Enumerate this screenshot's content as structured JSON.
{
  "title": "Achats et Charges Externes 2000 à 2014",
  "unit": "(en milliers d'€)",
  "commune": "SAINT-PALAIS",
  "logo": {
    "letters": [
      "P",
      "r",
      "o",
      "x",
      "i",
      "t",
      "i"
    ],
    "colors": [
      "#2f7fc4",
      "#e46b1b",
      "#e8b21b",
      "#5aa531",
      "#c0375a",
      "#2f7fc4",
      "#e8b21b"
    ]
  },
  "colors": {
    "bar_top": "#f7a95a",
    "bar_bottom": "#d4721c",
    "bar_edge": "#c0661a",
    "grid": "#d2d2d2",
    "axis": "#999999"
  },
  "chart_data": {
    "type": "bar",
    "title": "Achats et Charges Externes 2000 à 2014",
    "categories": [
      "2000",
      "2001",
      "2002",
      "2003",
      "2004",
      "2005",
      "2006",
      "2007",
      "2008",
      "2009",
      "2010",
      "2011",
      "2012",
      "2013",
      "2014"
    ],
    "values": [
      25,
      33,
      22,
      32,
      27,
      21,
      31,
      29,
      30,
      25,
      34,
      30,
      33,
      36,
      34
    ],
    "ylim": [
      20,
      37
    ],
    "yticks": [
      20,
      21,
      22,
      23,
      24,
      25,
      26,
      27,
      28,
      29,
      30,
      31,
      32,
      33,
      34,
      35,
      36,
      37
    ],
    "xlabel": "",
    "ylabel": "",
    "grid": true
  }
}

== == ==

- Task
Reproduce the data in full, exactly as presented.

- The answer
Enumerate this screenshot's content as structured JSON.
{
  "title": "Achats et Charges Externes 2000 à 2014",
  "unit": "(en milliers d'€)",
  "commune": "SAINT-PALAIS",
  "logo": {
    "letters": [
      "P",
      "r",
      "o",
      "x",
      "i",
      "t",
      "i"
    ],
    "colors": [
      "#2f7fc4",
      "#e46b1b",
      "#e8b21b",
      "#5aa531",
      "#c0375a",
      "#2f7fc4",
      "#e8b21b"
    ]
  },
  "colors": {
    "bar_top": "#f7a95a",
    "bar_bottom": "#d4721c",
    "bar_edge": "#c0661a",
    "grid": "#d2d2d2",
    "axis": "#999999"
  },
  "chart_data": {
    "type": "bar",
    "title": "Achats et Charges Externes 2000 à 2014",
    "categories": [
      "2000",
      "2001",
      "2002",
      "2003",
      "2004",
      "2005",
      "2006",
      "2007",
      "2008",
      "2009",
      "2010",
      "2011",
      "2012",
      "2013",
      "2014"
    ],
    "values": [
      25,
      33,
      22,
      32,
      27,
      21,
      31,
      29,
      30,
      25,
      34,
      30,
      33,
      36,
      34
    ],
    "ylim": [
      20,
      37
    ],
    "yticks": [
      20,
      21,
      22,
      23,
      24,
      25,
      26,
      27,
      28,
      29,
      30,
      31,
      32,
      33,
      34,
      35,
      36,
      37
    ],
    "xlabel": "",
    "ylabel": "",
    "grid": true
  }
}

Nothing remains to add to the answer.